What to work on:
Write out exactly the lines running from the one that contains "Output the text content of this document." through the end of the material.

Extracted data entries:
○ ○ ○ ○ ○
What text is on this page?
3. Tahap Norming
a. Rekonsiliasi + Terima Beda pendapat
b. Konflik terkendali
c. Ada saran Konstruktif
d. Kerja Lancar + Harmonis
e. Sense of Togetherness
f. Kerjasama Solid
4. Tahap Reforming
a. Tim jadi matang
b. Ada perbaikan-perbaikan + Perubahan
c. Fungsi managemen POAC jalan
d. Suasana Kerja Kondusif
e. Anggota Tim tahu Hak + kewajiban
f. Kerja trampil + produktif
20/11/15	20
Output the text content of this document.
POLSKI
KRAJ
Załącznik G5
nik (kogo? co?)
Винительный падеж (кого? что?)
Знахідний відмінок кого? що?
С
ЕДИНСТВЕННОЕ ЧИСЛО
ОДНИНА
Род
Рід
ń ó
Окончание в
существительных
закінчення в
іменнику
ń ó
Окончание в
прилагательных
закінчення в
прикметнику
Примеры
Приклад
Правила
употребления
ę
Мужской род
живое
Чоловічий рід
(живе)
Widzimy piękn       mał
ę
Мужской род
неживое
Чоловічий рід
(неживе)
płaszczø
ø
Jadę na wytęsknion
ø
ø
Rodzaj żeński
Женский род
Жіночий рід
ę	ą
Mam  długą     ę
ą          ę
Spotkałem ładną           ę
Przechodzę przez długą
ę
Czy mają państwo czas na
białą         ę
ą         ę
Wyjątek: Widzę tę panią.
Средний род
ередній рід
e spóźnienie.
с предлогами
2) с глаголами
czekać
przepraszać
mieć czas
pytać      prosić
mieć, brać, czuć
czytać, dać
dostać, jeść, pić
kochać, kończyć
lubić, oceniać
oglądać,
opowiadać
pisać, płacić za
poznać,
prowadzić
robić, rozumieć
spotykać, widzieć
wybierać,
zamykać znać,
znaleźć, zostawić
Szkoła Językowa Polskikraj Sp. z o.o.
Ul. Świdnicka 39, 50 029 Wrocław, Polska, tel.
○ ○ ○ ○ ○
Answer for this exercise:
Output the text content of this document.
POLSKI
KRAJ
Załącznik G5
nik (kogo? co?)
Винительный падеж (кого? что?)
Знахідний відмінок кого? що?
С
ЕДИНСТВЕННОЕ ЧИСЛО
ОДНИНА
Род
Рід
ń ó
Окончание в
существительных
закінчення в
іменнику
ń ó
Окончание в
прилагательных
закінчення в
прикметнику
Примеры
Приклад
Правила
употребления
ę
Мужской род
живое
Чоловічий рід
(живе)
Widzimy piękn       mał
ę
Мужской род
неживое
Чоловічий рід
(неживе)
płaszczø
ø
Jadę na wytęsknion
ø
ø
Rodzaj żeński
Женский род
Жіночий рід
ę	ą
Mam  długą     ę
ą          ę
Spotkałem ładną           ę
Przechodzę przez długą
ę
Czy mają państwo czas na
białą         ę
ą         ę
Wyjątek: Widzę tę panią.
Средний род
ередній рід
e spóźnienie.
с предлогами
2) с глаголами
czekać
przepraszać
mieć czas
pytać      prosić
mieć, brać, czuć
czytać, dać
dostać, jeść, pić
kochać, kończyć
lubić, oceniać
oglądać,
opowiadać
pisać, płacić za
poznać,
prowadzić
robić, rozumieć
spotykać, widzieć
wybierać,
zamykać znać,
znaleźć, zostawić
Szkoła Językowa Polskikraj Sp. z o.o.
Ul. Świdnicka 39, 50 029 Wrocław, Polska, tel.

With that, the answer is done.